Reproduce the material below verbatim, from its first line through the line that contains "tab-discover[interactable]: 发现 [593,20,673,77]", including both of those lines.

## WORKING DATA
+++

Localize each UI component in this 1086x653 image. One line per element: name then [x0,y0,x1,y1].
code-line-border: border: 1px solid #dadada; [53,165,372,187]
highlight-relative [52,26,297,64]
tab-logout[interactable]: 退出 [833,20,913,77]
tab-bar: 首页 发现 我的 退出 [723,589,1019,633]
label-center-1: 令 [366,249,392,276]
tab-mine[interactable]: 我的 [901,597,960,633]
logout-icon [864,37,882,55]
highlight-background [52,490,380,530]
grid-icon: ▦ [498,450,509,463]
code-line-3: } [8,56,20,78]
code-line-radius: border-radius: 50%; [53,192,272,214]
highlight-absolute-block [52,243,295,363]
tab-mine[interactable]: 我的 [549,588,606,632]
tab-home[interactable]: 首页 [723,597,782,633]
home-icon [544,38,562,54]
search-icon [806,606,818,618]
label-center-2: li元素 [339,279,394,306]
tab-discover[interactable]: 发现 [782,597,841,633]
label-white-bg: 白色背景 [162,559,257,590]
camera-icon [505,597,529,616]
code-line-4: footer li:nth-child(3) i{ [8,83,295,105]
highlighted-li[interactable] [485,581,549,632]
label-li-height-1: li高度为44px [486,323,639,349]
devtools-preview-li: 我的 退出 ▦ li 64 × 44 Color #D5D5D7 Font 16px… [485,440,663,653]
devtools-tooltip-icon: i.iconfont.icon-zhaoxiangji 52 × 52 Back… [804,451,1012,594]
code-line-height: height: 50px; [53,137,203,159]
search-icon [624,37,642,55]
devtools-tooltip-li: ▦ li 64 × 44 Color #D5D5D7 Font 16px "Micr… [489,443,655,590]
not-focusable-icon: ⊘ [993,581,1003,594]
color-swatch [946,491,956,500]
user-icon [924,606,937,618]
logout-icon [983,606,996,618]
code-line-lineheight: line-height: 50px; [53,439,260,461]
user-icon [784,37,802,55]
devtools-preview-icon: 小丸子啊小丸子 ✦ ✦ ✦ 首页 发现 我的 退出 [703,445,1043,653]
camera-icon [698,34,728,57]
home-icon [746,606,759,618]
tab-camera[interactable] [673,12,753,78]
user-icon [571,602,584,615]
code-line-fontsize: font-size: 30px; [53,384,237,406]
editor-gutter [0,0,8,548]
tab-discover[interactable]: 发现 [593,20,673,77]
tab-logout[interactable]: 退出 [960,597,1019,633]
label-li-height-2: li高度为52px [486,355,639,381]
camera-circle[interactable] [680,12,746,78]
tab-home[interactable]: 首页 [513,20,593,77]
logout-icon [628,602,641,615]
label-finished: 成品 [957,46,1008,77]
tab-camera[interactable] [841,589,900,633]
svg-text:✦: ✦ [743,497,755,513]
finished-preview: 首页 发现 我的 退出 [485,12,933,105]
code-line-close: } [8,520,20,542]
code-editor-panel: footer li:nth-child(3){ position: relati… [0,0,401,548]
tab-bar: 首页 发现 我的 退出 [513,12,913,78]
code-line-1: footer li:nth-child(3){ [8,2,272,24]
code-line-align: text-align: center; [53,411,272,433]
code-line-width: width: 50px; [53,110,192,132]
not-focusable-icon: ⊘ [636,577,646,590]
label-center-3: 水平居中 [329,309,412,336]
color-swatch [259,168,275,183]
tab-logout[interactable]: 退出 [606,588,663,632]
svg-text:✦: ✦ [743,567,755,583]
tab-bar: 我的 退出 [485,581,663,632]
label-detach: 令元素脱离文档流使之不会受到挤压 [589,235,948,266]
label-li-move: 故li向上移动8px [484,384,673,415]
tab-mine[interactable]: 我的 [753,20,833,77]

+++

## REPLY TO THE TASK
Localize each UI component in this 1086x653 image. One line per element: name then [x0,y0,x1,y1].
code-line-border: border: 1px solid #dadada; [53,165,372,187]
highlight-relative [52,26,297,64]
tab-logout[interactable]: 退出 [833,20,913,77]
tab-bar: 首页 发现 我的 退出 [723,589,1019,633]
label-center-1: 令 [366,249,392,276]
tab-mine[interactable]: 我的 [901,597,960,633]
logout-icon [864,37,882,55]
highlight-background [52,490,380,530]
grid-icon: ▦ [498,450,509,463]
code-line-3: } [8,56,20,78]
code-line-radius: border-radius: 50%; [53,192,272,214]
highlight-absolute-block [52,243,295,363]
tab-mine[interactable]: 我的 [549,588,606,632]
tab-home[interactable]: 首页 [723,597,782,633]
home-icon [544,38,562,54]
search-icon [806,606,818,618]
label-center-2: li元素 [339,279,394,306]
tab-discover[interactable]: 发现 [782,597,841,633]
label-white-bg: 白色背景 [162,559,257,590]
camera-icon [505,597,529,616]
code-line-4: footer li:nth-child(3) i{ [8,83,295,105]
highlighted-li[interactable] [485,581,549,632]
label-li-height-1: li高度为44px [486,323,639,349]
devtools-preview-li: 我的 退出 ▦ li 64 × 44 Color #D5D5D7 Font 16px… [485,440,663,653]
devtools-tooltip-icon: i.iconfont.icon-zhaoxiangji 52 × 52 Back… [804,451,1012,594]
code-line-height: height: 50px; [53,137,203,159]
search-icon [624,37,642,55]
devtools-tooltip-li: ▦ li 64 × 44 Color #D5D5D7 Font 16px "Micr… [489,443,655,590]
not-focusable-icon: ⊘ [993,581,1003,594]
color-swatch [946,491,956,500]
user-icon [924,606,937,618]
logout-icon [983,606,996,618]
code-line-lineheight: line-height: 50px; [53,439,260,461]
user-icon [784,37,802,55]
devtools-preview-icon: 小丸子啊小丸子 ✦ ✦ ✦ 首页 发现 我的 退出 [703,445,1043,653]
camera-icon [698,34,728,57]
home-icon [746,606,759,618]
tab-camera[interactable] [673,12,753,78]
user-icon [571,602,584,615]
code-line-fontsize: font-size: 30px; [53,384,237,406]
editor-gutter [0,0,8,548]
tab-discover[interactable]: 发现 [593,20,673,77]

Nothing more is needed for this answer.